**Problem**
Print the entries underneath word for word, omitting whatever pictures they contain.

[Document page entries with text]
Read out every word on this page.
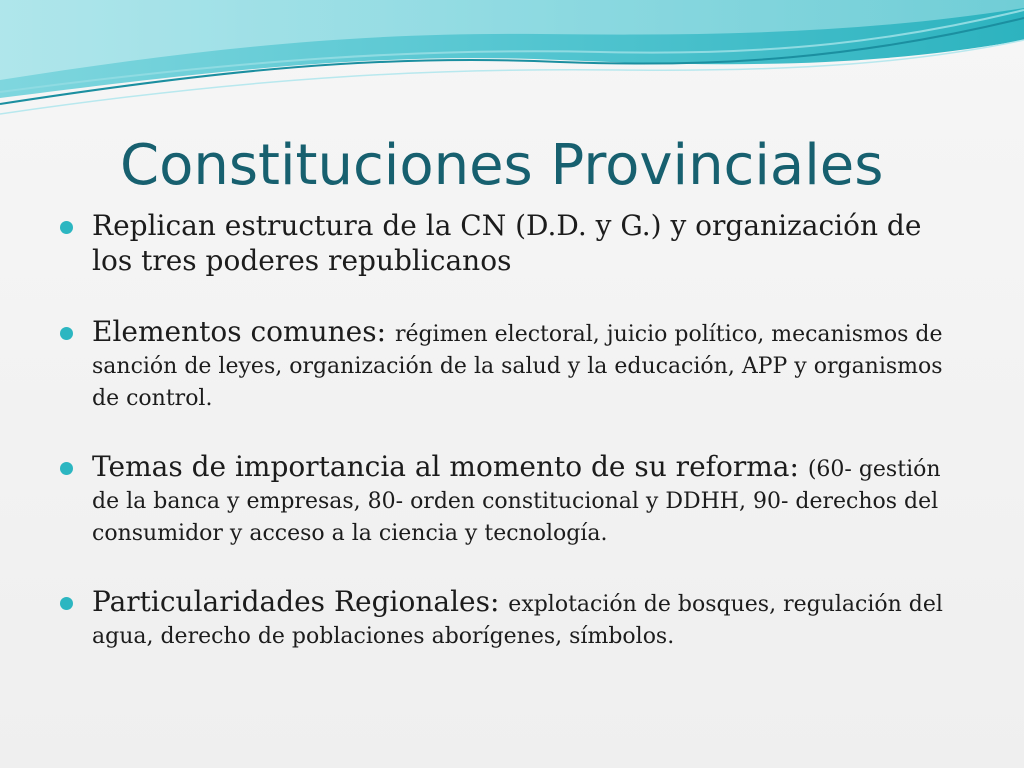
Constituciones Provinciales
Replican estructura de la CN (D.D. y G.) y organización de los tres poderes republicanos
Elementos comunes: régimen electoral, juicio político, mecanismos de sanción de leyes, organización de la salud y la educación, APP y organismos de control.
Temas de importancia al momento de su reforma: (60- gestión de la banca y empresas, 80- orden constitucional y DDHH, 90- derechos del consumidor y acceso a la ciencia y tecnología.
Particularidades Regionales: explotación de bosques, regulación del agua, derecho de poblaciones aborígenes, símbolos.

**Written response**
Read out every word on this page.
Constituciones Provinciales
Replican estructura de la CN (D.D. y G.) y organización de los tres poderes republicanos
Elementos comunes: régimen electoral, juicio político, mecanismos de sanción de leyes, organización de la salud y la educación, APP y organismos de control.
Temas de importancia al momento de su reforma: (60- gestión de la banca y empresas, 80- orden constitucional y DDHH, 90- derechos del consumidor y acceso a la ciencia y tecnología.
Particularidades Regionales: explotación de bosques, regulación del agua, derecho de poblaciones aborígenes, símbolos.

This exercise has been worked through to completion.